* BEGIN DATA LINES *
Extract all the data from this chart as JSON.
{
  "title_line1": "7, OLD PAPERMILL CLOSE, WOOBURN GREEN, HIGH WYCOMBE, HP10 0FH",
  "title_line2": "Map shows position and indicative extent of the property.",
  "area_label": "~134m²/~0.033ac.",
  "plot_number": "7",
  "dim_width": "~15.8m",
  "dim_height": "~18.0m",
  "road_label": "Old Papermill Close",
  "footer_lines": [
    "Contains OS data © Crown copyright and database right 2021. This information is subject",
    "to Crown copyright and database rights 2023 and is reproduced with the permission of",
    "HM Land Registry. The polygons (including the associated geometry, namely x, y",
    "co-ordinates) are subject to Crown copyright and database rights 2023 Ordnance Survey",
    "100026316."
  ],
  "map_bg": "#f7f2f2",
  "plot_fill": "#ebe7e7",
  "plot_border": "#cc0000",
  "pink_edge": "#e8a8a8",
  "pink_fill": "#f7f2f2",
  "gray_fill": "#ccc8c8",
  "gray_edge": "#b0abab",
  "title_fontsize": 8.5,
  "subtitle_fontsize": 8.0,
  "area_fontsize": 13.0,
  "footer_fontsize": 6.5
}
* END DATA LINES *
* BEGIN DATA LINES *
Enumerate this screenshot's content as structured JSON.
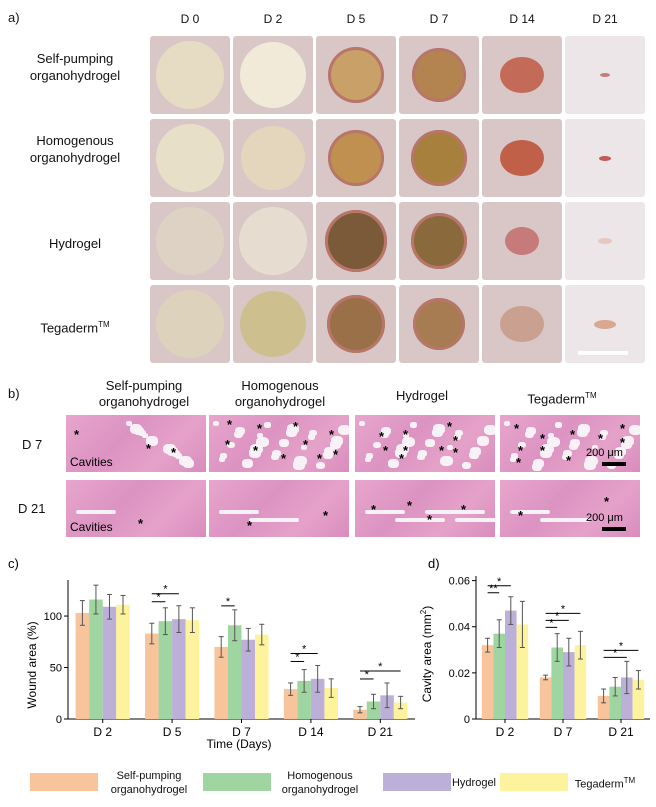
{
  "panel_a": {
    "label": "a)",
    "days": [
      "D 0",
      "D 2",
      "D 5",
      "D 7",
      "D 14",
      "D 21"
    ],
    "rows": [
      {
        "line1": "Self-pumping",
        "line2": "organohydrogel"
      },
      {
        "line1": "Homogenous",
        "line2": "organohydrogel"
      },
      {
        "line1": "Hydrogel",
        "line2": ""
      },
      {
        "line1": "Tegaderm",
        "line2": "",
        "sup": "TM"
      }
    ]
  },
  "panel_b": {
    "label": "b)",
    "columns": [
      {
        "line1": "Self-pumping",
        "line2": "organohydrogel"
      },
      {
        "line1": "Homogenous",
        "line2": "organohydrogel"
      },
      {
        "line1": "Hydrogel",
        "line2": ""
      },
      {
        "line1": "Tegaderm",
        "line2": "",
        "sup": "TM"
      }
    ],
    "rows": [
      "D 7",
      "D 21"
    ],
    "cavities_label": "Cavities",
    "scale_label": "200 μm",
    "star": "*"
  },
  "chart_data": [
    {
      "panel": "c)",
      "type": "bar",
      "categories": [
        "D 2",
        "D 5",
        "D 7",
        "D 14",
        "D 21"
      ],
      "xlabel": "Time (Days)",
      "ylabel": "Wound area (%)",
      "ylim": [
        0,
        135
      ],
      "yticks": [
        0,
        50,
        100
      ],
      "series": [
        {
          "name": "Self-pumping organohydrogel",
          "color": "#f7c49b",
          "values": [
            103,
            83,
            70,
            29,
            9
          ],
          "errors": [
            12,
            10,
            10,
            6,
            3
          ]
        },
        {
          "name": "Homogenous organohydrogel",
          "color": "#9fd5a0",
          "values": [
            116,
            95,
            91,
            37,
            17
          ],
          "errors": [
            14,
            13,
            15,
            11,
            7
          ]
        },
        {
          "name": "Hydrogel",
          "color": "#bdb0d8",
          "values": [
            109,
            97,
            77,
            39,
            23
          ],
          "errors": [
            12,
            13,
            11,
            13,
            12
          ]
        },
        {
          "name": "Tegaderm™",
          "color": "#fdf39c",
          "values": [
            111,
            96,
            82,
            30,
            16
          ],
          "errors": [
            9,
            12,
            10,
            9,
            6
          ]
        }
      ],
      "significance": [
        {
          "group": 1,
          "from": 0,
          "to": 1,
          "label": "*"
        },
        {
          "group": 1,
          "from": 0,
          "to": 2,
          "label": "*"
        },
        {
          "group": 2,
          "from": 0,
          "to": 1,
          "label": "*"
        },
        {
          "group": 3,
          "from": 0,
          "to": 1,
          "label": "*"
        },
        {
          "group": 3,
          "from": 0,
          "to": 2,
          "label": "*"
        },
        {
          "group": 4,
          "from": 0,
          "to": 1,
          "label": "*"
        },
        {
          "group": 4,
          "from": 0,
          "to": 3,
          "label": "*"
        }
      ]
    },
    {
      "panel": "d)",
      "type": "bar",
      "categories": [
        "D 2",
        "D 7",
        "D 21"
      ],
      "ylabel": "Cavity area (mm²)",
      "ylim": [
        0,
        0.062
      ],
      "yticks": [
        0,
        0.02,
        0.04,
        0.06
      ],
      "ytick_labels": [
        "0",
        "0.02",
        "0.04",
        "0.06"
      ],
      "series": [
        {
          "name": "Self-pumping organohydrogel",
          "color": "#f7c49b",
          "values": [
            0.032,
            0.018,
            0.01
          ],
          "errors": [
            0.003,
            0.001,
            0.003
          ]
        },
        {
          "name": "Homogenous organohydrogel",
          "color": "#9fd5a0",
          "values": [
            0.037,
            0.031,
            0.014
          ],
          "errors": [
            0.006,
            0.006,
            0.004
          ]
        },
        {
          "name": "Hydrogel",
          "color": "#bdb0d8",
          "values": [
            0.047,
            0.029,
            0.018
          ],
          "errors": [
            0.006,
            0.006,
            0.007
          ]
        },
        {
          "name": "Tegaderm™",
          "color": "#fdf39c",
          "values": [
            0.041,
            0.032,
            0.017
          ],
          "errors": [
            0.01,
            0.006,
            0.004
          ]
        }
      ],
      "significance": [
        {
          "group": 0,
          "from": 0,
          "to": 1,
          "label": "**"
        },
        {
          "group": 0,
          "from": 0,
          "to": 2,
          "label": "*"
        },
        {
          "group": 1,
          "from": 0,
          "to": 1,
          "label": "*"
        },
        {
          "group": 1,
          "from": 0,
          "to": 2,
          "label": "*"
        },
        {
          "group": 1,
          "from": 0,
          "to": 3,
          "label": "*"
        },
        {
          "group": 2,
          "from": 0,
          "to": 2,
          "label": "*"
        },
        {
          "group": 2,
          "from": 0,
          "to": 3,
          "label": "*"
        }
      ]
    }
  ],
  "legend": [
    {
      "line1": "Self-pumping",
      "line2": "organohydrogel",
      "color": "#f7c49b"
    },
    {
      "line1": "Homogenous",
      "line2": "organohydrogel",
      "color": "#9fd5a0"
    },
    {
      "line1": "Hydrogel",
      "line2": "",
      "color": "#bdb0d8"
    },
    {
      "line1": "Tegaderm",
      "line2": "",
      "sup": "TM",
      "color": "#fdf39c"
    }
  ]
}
* END DATA LINES *
> _TASK REQUIREMENTS_: From the material above, count the lines that include "database" and give only the total.

> _TASK RESPONSE_: 3